# Given task
Spot every line with the word "thực" and return it.

####

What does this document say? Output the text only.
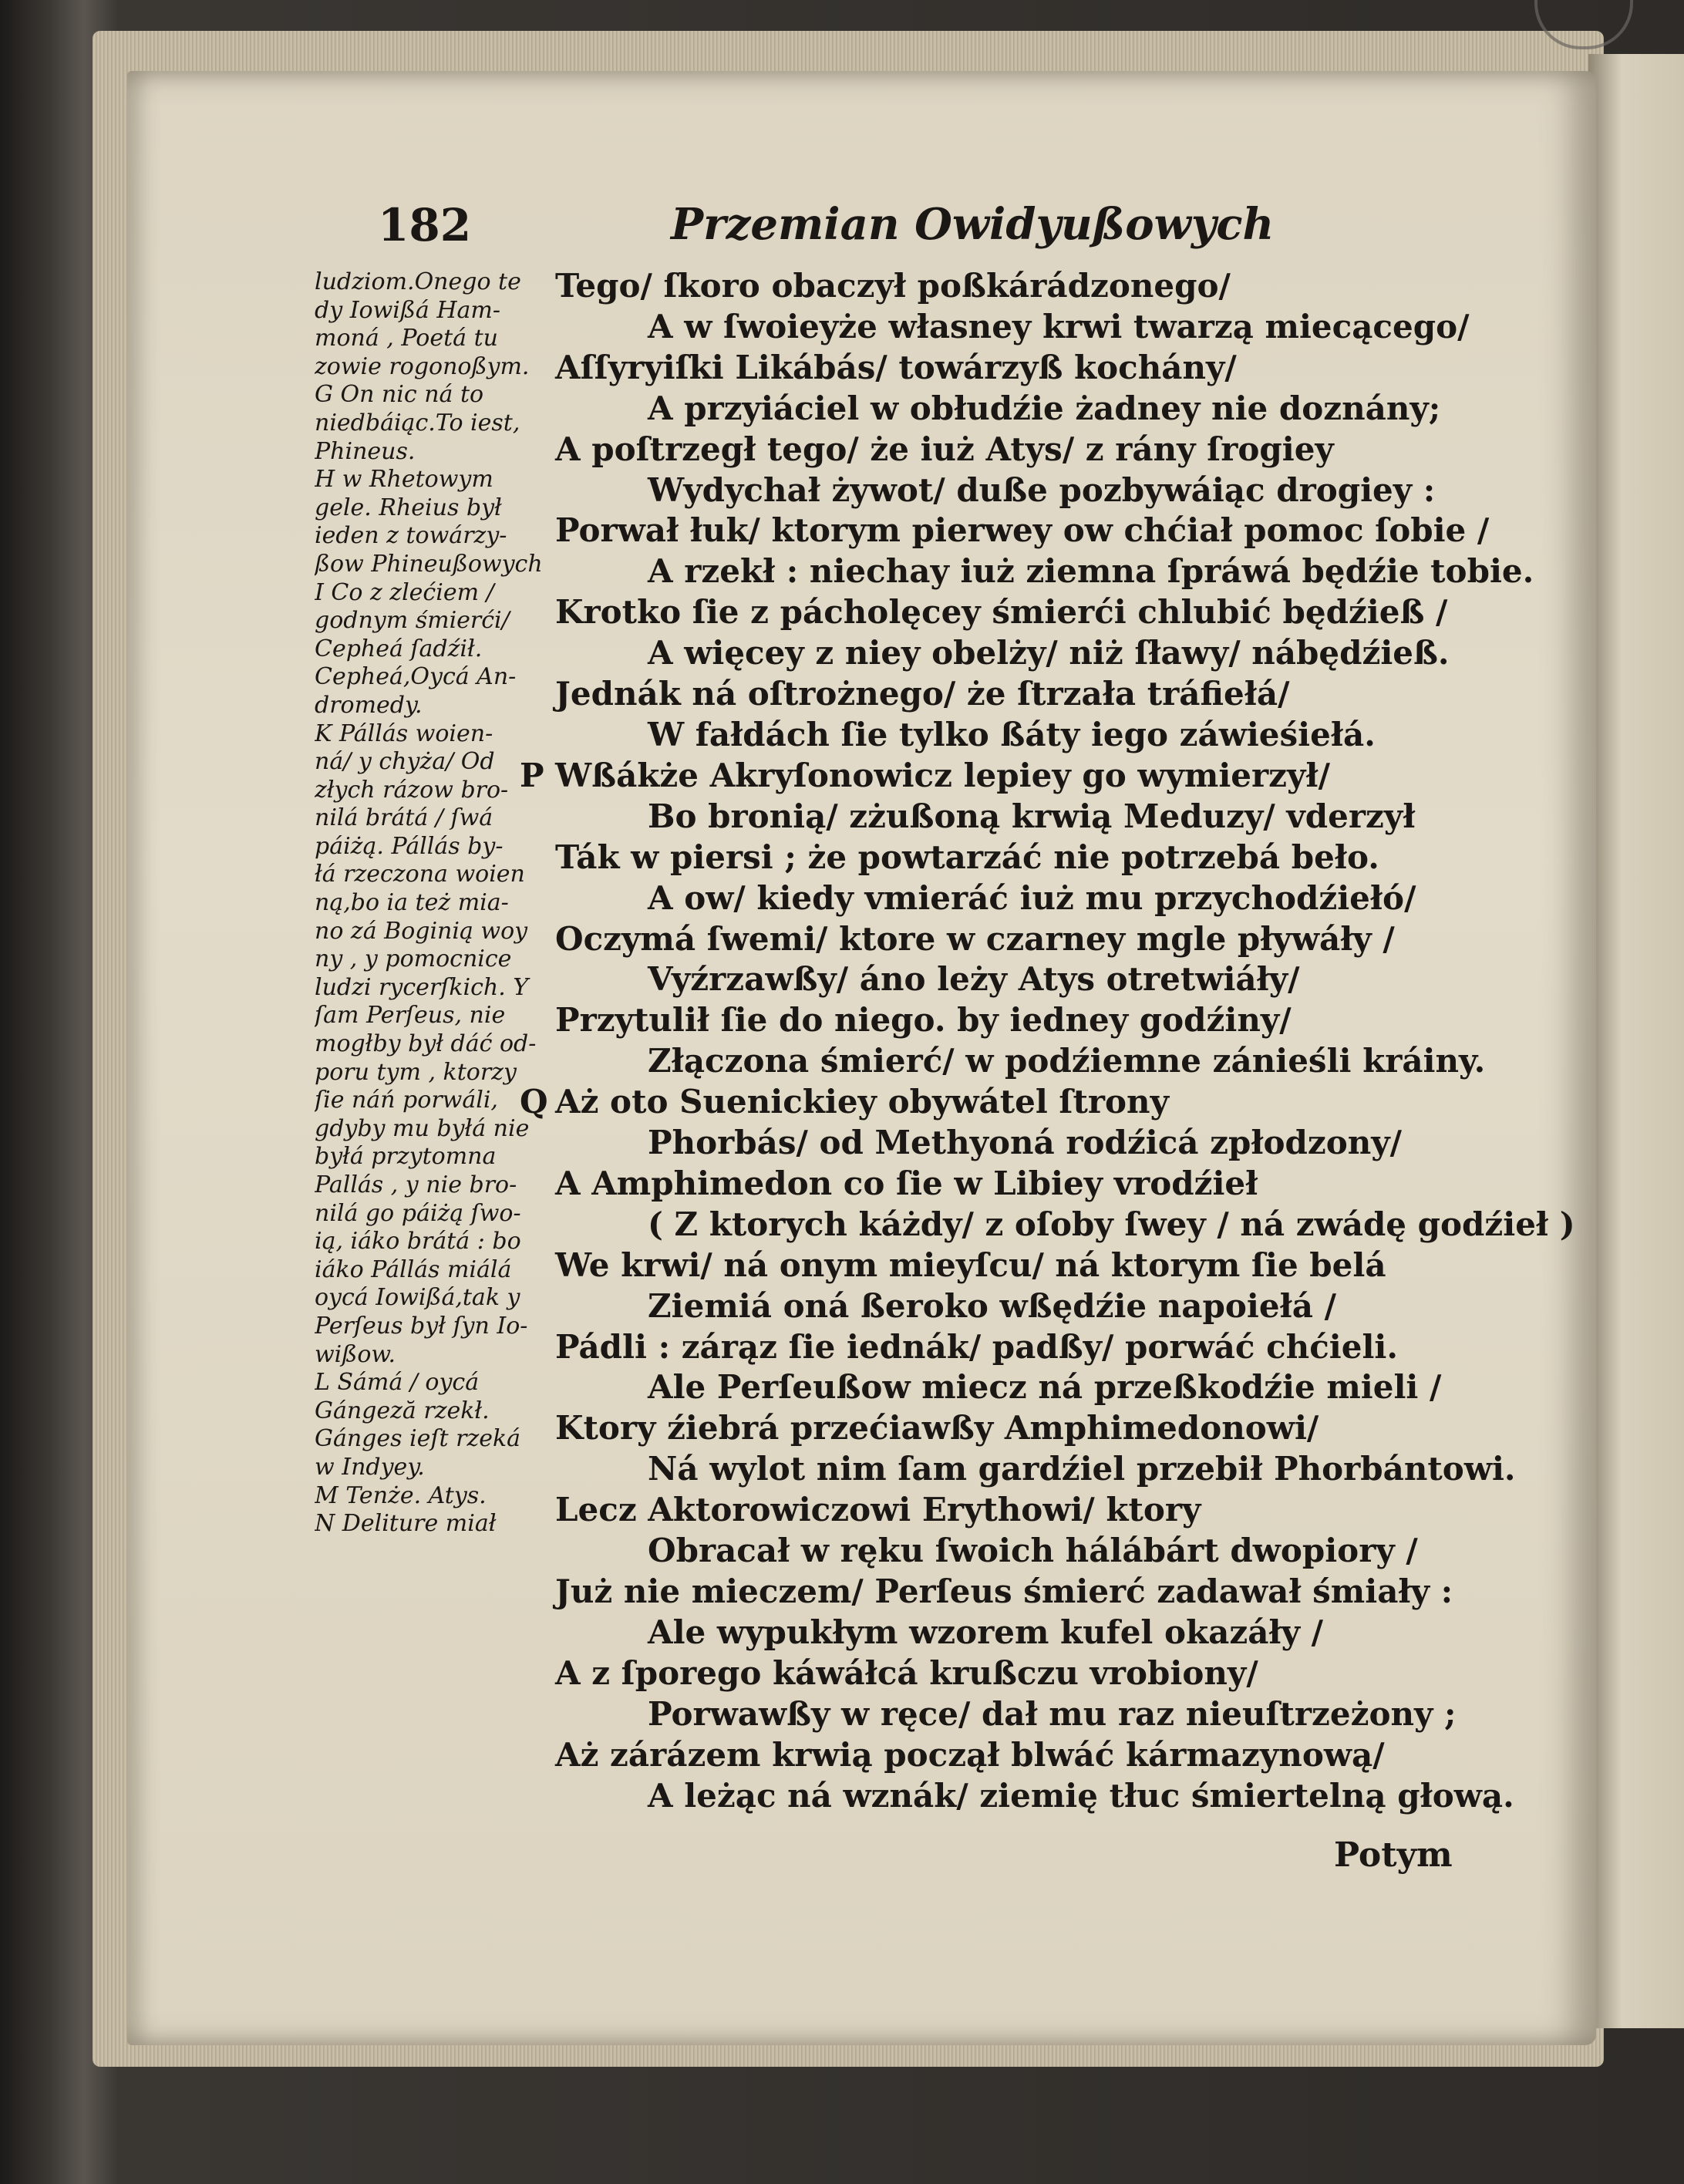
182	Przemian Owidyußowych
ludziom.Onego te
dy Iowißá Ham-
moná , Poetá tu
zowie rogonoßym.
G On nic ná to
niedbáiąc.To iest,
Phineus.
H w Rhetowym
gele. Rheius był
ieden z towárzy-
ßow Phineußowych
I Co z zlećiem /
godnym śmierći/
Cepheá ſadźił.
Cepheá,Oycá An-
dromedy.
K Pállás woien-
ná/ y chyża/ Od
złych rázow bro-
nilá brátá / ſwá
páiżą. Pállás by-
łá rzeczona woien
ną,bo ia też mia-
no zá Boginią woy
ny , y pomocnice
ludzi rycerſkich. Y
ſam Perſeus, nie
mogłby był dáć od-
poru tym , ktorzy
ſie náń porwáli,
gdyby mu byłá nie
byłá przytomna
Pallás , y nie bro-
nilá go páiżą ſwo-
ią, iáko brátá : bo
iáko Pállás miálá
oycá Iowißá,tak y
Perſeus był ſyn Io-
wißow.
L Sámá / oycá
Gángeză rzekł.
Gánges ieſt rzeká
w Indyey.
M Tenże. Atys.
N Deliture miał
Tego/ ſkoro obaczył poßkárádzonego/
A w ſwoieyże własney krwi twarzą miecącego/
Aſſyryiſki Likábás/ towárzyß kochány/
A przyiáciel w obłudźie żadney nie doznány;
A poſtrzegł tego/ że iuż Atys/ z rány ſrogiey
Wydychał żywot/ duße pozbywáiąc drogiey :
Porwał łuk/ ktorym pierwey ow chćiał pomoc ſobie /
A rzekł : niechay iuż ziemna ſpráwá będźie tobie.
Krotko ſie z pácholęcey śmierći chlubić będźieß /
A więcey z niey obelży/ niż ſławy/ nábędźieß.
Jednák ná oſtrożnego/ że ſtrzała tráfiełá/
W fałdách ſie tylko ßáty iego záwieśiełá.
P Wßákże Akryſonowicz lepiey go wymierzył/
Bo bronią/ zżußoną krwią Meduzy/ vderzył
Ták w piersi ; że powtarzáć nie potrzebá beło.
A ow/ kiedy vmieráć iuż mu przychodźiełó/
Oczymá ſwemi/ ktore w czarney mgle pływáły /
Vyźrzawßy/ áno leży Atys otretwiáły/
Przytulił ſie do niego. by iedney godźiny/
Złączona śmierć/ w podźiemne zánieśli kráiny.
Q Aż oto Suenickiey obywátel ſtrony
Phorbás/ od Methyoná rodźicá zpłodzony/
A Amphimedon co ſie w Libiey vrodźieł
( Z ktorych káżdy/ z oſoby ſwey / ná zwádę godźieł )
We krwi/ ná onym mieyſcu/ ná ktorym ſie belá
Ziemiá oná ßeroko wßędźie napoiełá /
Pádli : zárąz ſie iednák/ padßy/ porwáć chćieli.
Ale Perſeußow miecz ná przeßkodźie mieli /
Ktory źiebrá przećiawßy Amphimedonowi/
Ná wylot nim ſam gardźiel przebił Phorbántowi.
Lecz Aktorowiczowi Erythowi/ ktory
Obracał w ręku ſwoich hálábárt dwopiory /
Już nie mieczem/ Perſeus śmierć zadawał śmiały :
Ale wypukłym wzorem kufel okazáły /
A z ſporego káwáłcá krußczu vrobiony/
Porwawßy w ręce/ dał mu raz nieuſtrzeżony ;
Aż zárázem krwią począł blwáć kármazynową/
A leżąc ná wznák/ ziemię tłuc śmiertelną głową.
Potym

####

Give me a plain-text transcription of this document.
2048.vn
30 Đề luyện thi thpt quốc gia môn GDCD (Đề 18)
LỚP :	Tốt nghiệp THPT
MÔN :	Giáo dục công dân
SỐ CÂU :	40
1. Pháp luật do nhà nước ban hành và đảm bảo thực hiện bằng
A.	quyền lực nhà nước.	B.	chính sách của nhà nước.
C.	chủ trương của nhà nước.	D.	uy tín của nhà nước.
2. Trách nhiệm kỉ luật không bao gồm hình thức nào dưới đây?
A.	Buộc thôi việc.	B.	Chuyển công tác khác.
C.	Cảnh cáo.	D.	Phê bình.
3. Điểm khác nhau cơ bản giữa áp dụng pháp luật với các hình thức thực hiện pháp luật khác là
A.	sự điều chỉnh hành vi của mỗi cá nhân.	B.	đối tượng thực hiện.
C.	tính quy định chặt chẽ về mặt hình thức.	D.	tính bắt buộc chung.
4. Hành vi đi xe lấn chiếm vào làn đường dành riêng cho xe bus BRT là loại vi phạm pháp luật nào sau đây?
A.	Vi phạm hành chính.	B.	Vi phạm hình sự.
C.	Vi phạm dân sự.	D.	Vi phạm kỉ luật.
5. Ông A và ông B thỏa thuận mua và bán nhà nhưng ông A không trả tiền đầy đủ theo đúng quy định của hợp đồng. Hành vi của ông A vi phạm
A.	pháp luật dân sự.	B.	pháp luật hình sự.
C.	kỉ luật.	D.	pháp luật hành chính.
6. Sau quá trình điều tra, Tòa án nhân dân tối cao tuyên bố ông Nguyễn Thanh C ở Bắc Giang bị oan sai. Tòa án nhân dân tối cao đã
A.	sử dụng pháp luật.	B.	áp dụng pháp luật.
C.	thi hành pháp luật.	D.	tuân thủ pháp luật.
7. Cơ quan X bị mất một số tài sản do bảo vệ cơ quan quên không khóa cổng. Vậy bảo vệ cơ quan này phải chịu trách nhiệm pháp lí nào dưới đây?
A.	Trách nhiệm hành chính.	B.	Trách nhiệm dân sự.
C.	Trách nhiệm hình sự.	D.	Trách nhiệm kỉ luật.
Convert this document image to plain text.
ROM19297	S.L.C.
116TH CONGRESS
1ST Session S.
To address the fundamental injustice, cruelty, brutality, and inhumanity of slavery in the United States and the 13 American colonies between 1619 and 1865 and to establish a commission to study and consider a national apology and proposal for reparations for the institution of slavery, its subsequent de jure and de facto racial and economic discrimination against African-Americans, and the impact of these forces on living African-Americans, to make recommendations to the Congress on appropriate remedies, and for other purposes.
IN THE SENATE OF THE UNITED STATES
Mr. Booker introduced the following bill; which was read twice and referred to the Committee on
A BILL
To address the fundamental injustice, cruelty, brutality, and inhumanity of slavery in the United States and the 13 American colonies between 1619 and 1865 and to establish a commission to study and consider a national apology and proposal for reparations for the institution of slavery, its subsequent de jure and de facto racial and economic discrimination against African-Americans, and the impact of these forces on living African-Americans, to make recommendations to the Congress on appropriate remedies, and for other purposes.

####

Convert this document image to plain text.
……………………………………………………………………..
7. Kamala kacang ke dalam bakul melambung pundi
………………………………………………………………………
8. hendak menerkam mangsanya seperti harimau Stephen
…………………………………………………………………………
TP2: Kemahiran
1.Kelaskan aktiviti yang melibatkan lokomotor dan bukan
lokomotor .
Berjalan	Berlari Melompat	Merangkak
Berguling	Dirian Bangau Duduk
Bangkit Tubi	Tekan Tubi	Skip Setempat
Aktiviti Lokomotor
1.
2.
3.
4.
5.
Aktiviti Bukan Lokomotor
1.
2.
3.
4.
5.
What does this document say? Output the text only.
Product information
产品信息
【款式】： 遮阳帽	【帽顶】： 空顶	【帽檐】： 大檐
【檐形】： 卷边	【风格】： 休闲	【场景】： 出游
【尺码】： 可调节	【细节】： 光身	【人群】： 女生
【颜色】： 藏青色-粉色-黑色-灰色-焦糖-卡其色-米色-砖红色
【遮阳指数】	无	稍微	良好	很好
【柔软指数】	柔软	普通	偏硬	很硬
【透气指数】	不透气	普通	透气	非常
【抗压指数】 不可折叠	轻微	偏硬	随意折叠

####

# Reply to the exercise
1. Pháp luật do nhà nước ban hành và đảm bảo thực hiện bằng
3. Điểm khác nhau cơ bản giữa áp dụng pháp luật với các hình thức thực hiện pháp luật khác là
A.	sự điều chỉnh hành vi của mỗi cá nhân.	B.	đối tượng thực hiện.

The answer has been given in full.